Given request
From the listing below, extract each entry exactly as written, minus the images.
BEGIN Given data
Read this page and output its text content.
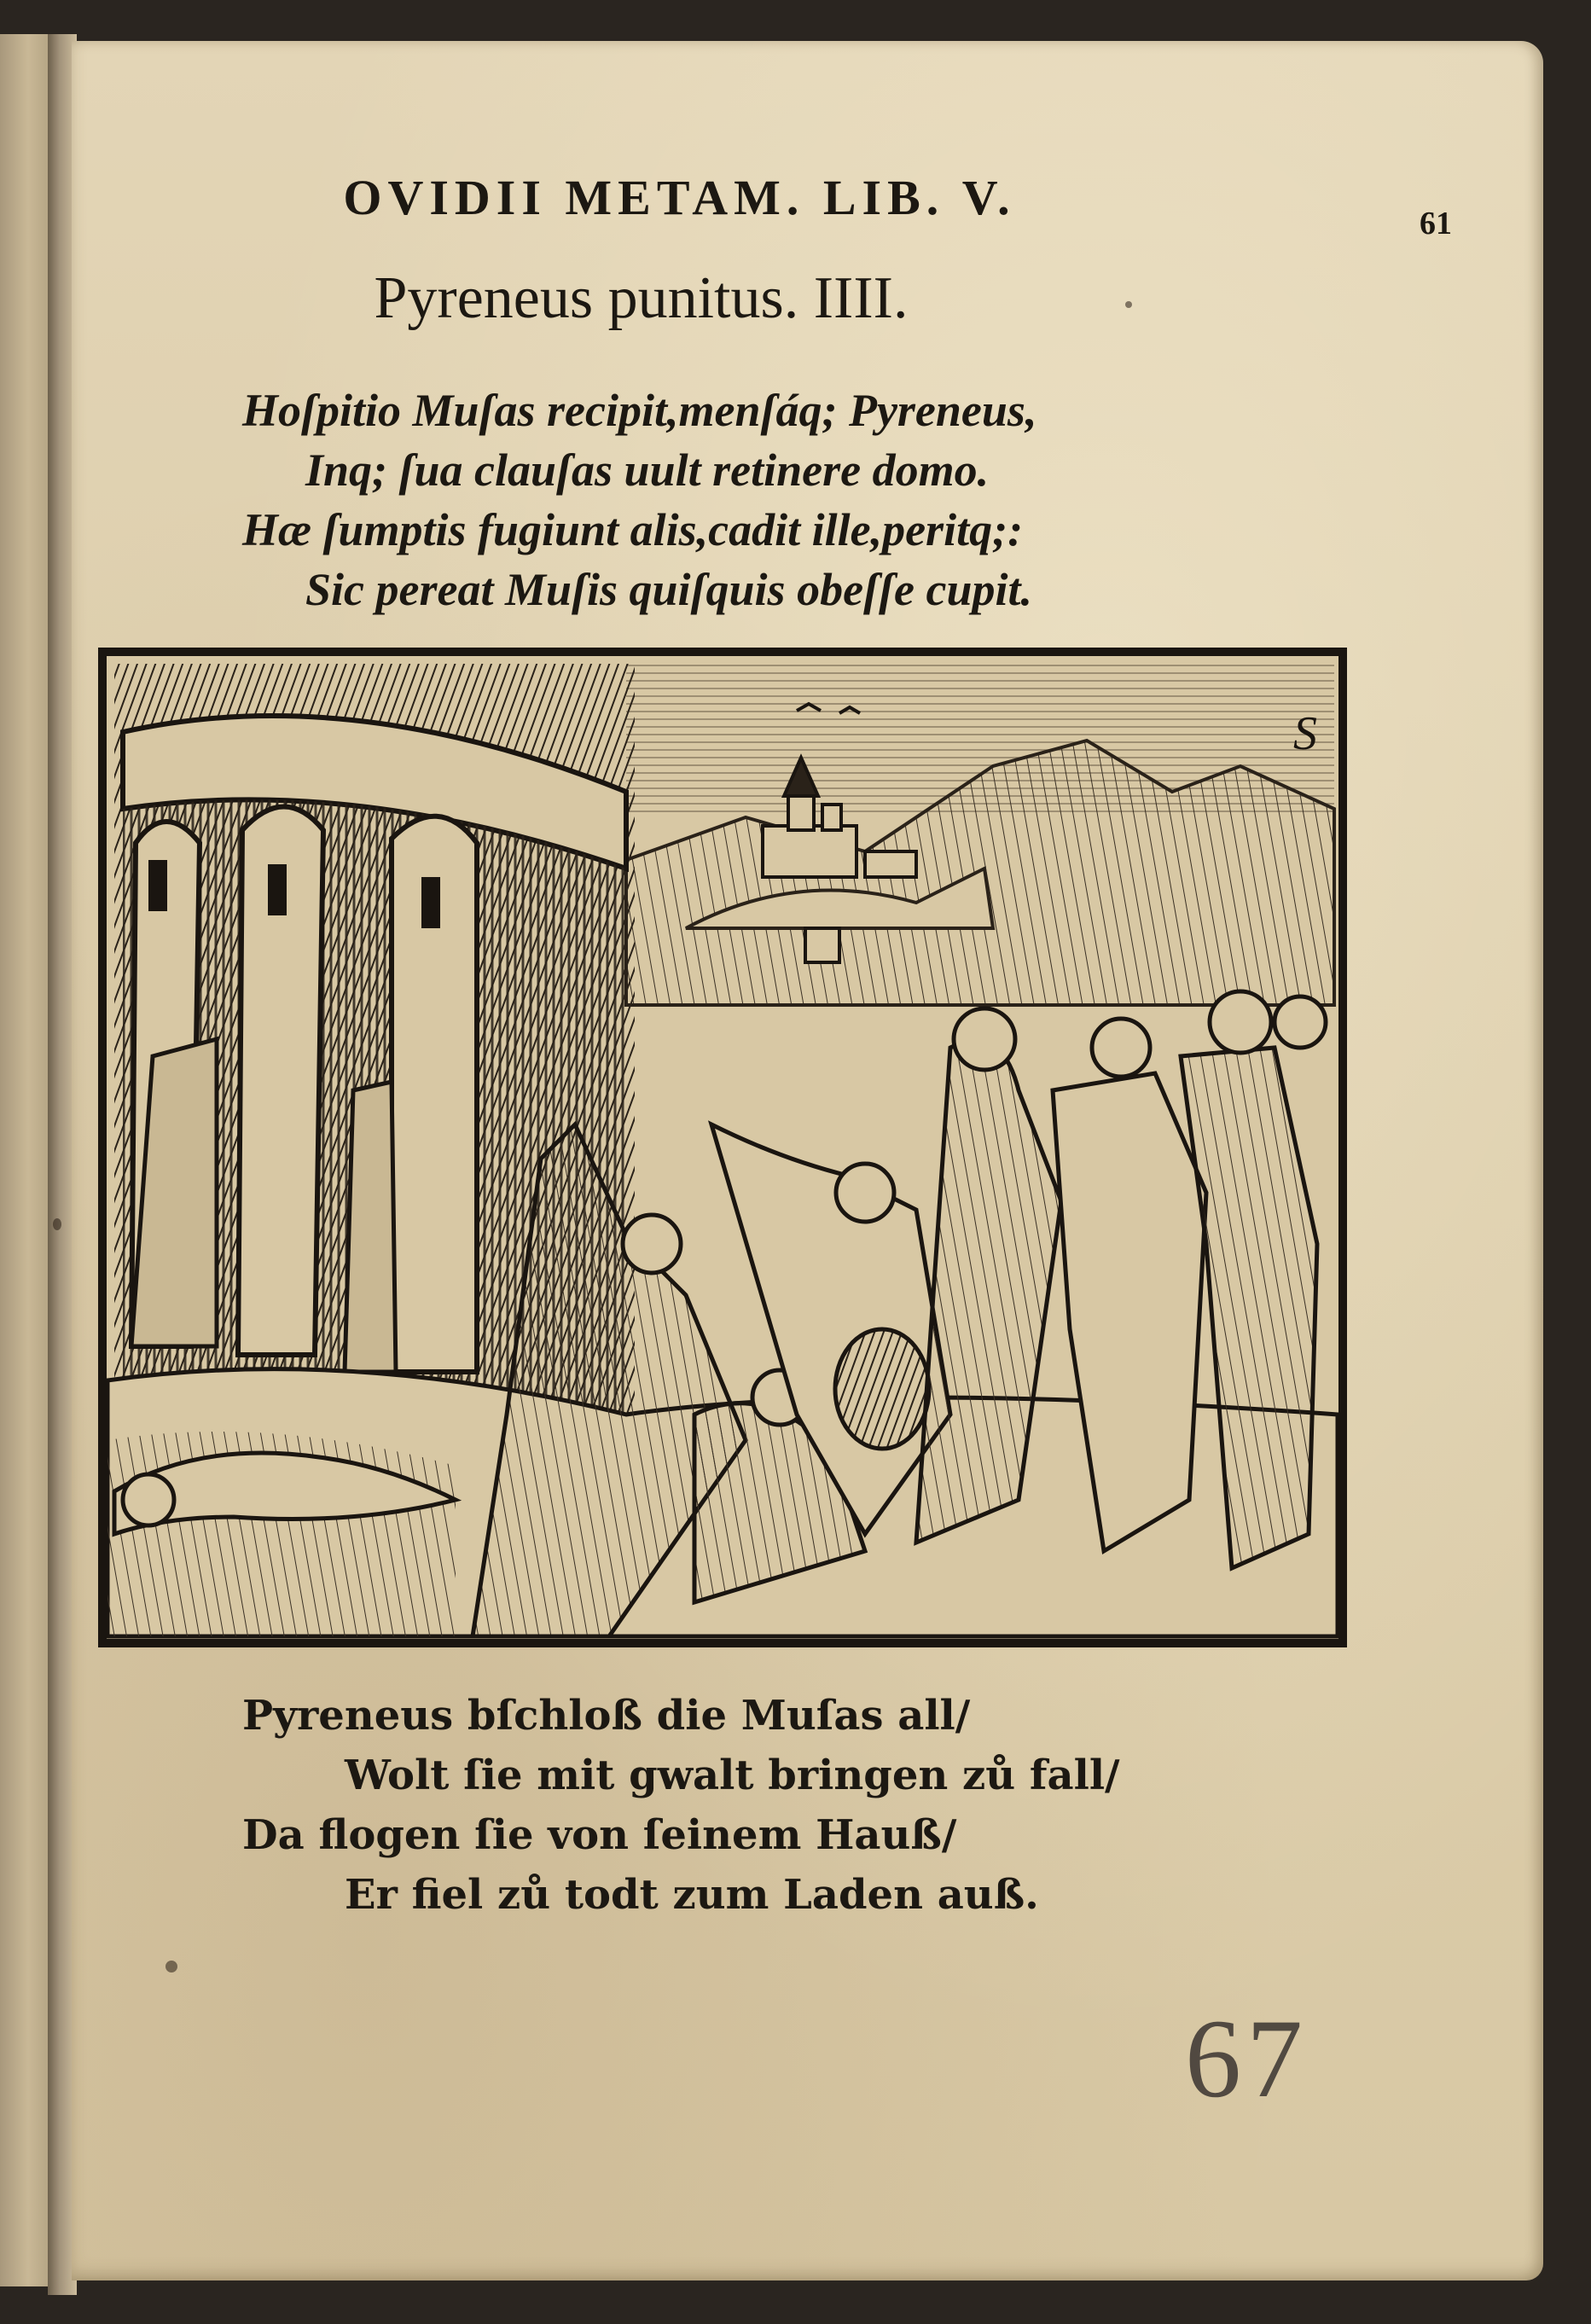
OVIDII METAM. LIB. V.	61
Pyreneus punitus. IIII.
Hoſpitio Muſas recipit,menſáq; Pyreneus,
Inq; ſua clauſas uult retinere domo.
Hæ ſumptis fugiunt alis,cadit ille,peritq;:
Sic pereat Muſis quiſquis obeſſe cupit.
S
Pyreneus bſchloß die Muſas all/
Wolt ſie mit gwalt bringen zů fall/
Da flogen ſie von ſeinem Hauß/
Er fiel zů todt zum Laden auß.
67
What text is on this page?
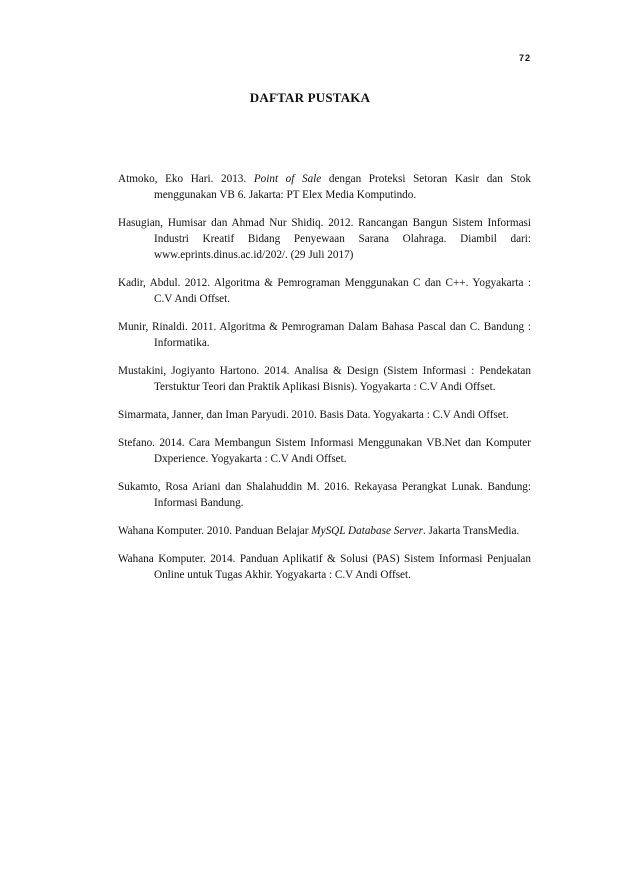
72
DAFTAR PUSTAKA
Atmoko, Eko Hari. 2013. Point of Sale dengan Proteksi Setoran Kasir dan Stok menggunakan VB 6. Jakarta: PT Elex Media Komputindo.
Hasugian, Humisar dan Ahmad Nur Shidiq. 2012. Rancangan Bangun Sistem Informasi Industri Kreatif Bidang Penyewaan Sarana Olahraga. Diambil dari: www.eprints.dinus.ac.id/202/. (29 Juli 2017)
Kadir, Abdul. 2012. Algoritma & Pemrograman Menggunakan C dan C++. Yogyakarta : C.V Andi Offset.
Munir, Rinaldi. 2011. Algoritma & Pemrograman Dalam Bahasa Pascal dan C. Bandung : Informatika.
Mustakini, Jogiyanto Hartono. 2014. Analisa & Design (Sistem Informasi : Pendekatan Terstuktur Teori dan Praktik Aplikasi Bisnis). Yogyakarta : C.V Andi Offset.
Simarmata, Janner, dan Iman Paryudi. 2010. Basis Data. Yogyakarta : C.V Andi Offset.
Stefano. 2014. Cara Membangun Sistem Informasi Menggunakan VB.Net dan Komputer Dxperience. Yogyakarta : C.V Andi Offset.
Sukamto, Rosa Ariani dan Shalahuddin M. 2016. Rekayasa Perangkat Lunak. Bandung: Informasi Bandung.
Wahana Komputer. 2010. Panduan Belajar MySQL Database Server. Jakarta TransMedia.
Wahana Komputer. 2014. Panduan Aplikatif & Solusi (PAS) Sistem Informasi Penjualan Online untuk Tugas Akhir. Yogyakarta : C.V Andi Offset.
END Given data
Reply
Read this page and output its text content.
OVIDII METAM. LIB. V.	61
Pyreneus punitus. IIII.
Hoſpitio Muſas recipit,menſáq; Pyreneus,
Inq; ſua clauſas uult retinere domo.
Hæ ſumptis fugiunt alis,cadit ille,peritq;:
Sic pereat Muſis quiſquis obeſſe cupit.
S
Pyreneus bſchloß die Muſas all/
Wolt ſie mit gwalt bringen zů fall/
Da flogen ſie von ſeinem Hauß/
Er fiel zů todt zum Laden auß.
67
What text is on this page?
72
DAFTAR PUSTAKA
Atmoko, Eko Hari. 2013. Point of Sale dengan Proteksi Setoran Kasir dan Stok menggunakan VB 6. Jakarta: PT Elex Media Komputindo.
Hasugian, Humisar dan Ahmad Nur Shidiq. 2012. Rancangan Bangun Sistem Informasi Industri Kreatif Bidang Penyewaan Sarana Olahraga. Diambil dari: www.eprints.dinus.ac.id/202/. (29 Juli 2017)
Kadir, Abdul. 2012. Algoritma & Pemrograman Menggunakan C dan C++. Yogyakarta : C.V Andi Offset.
Munir, Rinaldi. 2011. Algoritma & Pemrograman Dalam Bahasa Pascal dan C. Bandung : Informatika.
Mustakini, Jogiyanto Hartono. 2014. Analisa & Design (Sistem Informasi : Pendekatan Terstuktur Teori dan Praktik Aplikasi Bisnis). Yogyakarta : C.V Andi Offset.
Simarmata, Janner, dan Iman Paryudi. 2010. Basis Data. Yogyakarta : C.V Andi Offset.
Stefano. 2014. Cara Membangun Sistem Informasi Menggunakan VB.Net dan Komputer Dxperience. Yogyakarta : C.V Andi Offset.
Sukamto, Rosa Ariani dan Shalahuddin M. 2016. Rekayasa Perangkat Lunak. Bandung: Informasi Bandung.
Wahana Komputer. 2010. Panduan Belajar MySQL Database Server. Jakarta TransMedia.
Wahana Komputer. 2014. Panduan Aplikatif & Solusi (PAS) Sistem Informasi Penjualan Online untuk Tugas Akhir. Yogyakarta : C.V Andi Offset.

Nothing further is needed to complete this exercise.